• _EXTRACT PROVIDED_
========================

# Power Supply ?'s



## Paul78 (Nov 6, 2006)

I'm looking for a reasonably priced power source for my track. I had it powered by one wall wort per lane. One of them has stopped working. Should I just buy a wall wort on ebay or is there a better alternative out there?


----------



## Grandcheapskate (Jan 5, 2006)

I suggest doing a search within this section for threads dealing with power supplies. There's a lot of them out there with all the info you could ever want.

Joe


----------



## Dyno Dom (May 26, 2007)

I have some new in the box AFX Hi-Performance power packs available.
( AFX Russkit controllers too )


----------



## Jim Norton (Jun 29, 2007)

*Replace*

I vote for replacing. We have used wall packs for years with no trouble. Simple, easy and no problem to replace.

Jim Norton
Huntsville, AL


----------



## Paul78 (Nov 6, 2006)

Thanks for the replies. I'm going to pick up some wall warts on ebay for now. I've started planning for a large routed track so I can play and work on a new track at the same time.


----------



## demether (Aug 26, 2008)

I'm using a 13.8volt 8amp pro power supply for my 4 lanes track (so I have 2amp by lanes). A BIG difference of performance with my old 4 tyco wall packs.

Even if you loose some volts, the amperes gain is very good for several motors. Tjets, for example. You'll see that a tjet (autoworld/JL repro) will run much better with more amps than the standard 400-500mA of the wall warts. Motors are betted feeded, I guess.

It's good for magnetless cars too, but magnet cars I run (440x2, tomy turbo) stills competitive and fun (even with silicon tires, the cars still able to deslot, you have to drive it). 

If any pro has an explaination...I'm interested.


----------

========================

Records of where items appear
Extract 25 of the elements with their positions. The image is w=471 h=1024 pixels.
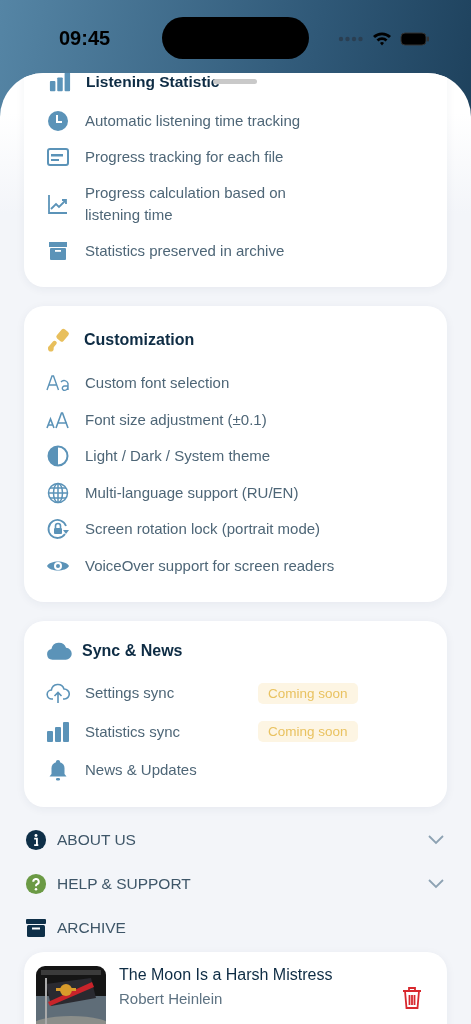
feature-label: Multi-language support (RU/EN)	[85, 482, 299, 503]
feature-label: VoiceOver support for screen readers	[85, 555, 335, 576]
feature-label: Progress tracking for each file	[85, 147, 284, 167]
feature-label: Progress calculation based on listening time	[85, 183, 287, 225]
card-title: Customization	[84, 331, 195, 349]
feature-label: News & Updates	[85, 760, 197, 781]
section-header[interactable]: ABOUT US	[24, 817, 447, 862]
feature-label: Statistics preserved in archive	[85, 241, 285, 261]
section-header[interactable]: HELP & SUPPORT	[24, 861, 447, 906]
feature-label: Custom font selection	[85, 373, 230, 394]
book-title: The Moon Is a Harsh Mistress	[119, 965, 334, 984]
feature-label: Automatic listening time tracking	[85, 111, 301, 131]
book-author: Robert Heinlein	[119, 989, 224, 1007]
feature-label: Screen rotation lock (portrait mode)	[85, 519, 321, 540]
archive-title: ARCHIVE	[57, 918, 127, 937]
coming-soon-tag: Coming soon	[258, 721, 358, 743]
status-time: 09:45	[59, 27, 111, 50]
card-title: Listening Statistic	[86, 73, 220, 91]
feature-label: Statistics sync	[85, 721, 182, 742]
feature-label: Font size adjustment (±0.1)	[85, 409, 267, 430]
book-card[interactable]: The Moon Is a Harsh Mistress Robert Heinlein	[24, 951, 447, 1024]
feature-label: Light / Dark / System theme	[85, 446, 271, 467]
feature-label: Settings sync	[85, 683, 176, 704]
card-title: Sync & News	[82, 642, 183, 660]
coming-soon-tag: Coming soon	[258, 682, 358, 704]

========================

• _SET OF TASKS_
(a) From the power supply thread, return a verbatim copy of the passage that begins at the words "Even if you" and stops after the words "feeded, I guess.".
(b) Translate this sentence from the power supply thread above into Spanish: "We have used wall packs for years with no trouble."

• _ANSWERS IN ORDER_
(a)
Even if you loose some volts, the amperes gain is very good for several motors. Tjets, for example. You'll see that a tjet (autoworld/JL repro) will run much better with more amps than the standard 400-500mA of the wall warts. Motors are betted feeded, I guess.

(b) Hemos usado transformadores de pared durante años sin ningún problema.